§ **Records to use**:
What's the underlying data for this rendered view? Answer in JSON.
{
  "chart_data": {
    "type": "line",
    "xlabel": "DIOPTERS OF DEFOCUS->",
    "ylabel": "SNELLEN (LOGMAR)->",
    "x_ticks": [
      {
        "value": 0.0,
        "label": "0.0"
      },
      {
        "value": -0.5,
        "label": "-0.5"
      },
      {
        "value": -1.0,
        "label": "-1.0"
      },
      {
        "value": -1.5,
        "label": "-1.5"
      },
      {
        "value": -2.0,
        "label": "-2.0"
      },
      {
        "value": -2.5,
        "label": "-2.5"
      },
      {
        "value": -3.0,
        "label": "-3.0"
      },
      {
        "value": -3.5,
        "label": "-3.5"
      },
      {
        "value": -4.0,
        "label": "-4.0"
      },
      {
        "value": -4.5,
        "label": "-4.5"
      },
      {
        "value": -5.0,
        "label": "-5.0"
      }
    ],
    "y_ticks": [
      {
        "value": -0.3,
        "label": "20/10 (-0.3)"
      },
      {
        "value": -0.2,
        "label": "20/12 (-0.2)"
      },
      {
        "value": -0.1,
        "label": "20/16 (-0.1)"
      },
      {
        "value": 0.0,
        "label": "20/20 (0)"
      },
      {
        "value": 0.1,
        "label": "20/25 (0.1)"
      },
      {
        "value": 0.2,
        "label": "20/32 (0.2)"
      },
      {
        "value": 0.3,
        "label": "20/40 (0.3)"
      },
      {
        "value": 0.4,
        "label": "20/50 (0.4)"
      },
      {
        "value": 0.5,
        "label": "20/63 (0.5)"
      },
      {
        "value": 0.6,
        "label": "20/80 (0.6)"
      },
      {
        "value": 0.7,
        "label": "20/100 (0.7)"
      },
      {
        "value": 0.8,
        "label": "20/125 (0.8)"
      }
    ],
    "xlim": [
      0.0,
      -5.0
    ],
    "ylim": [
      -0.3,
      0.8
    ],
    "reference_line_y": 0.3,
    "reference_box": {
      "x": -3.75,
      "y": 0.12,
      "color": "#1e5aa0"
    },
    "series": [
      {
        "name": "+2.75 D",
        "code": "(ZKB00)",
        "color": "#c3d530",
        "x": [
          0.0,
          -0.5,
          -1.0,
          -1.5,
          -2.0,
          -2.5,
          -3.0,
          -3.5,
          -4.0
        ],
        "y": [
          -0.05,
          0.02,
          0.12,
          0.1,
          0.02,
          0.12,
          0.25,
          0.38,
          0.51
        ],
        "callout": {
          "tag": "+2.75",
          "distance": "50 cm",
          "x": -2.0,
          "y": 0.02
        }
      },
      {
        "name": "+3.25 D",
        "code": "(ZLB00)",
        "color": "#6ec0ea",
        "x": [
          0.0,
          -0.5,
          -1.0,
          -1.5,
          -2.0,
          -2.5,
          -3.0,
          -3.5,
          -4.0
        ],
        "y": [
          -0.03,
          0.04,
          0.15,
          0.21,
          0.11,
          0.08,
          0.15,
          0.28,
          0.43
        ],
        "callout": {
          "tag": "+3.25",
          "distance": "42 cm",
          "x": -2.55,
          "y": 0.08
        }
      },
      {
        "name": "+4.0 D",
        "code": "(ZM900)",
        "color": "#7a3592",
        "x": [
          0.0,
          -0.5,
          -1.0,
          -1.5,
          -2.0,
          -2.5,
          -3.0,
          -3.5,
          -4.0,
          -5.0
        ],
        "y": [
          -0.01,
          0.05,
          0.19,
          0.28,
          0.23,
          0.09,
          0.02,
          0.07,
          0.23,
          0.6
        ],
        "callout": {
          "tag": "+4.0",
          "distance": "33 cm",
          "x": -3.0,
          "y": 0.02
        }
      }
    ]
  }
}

§ **Objective**: Check each line of the records for "color" and copy the ones that contain it.

§ **Exercise response**:
      "color": "#1e5aa0"
        "color": "#c3d530",
        "color": "#6ec0ea",
        "color": "#7a3592",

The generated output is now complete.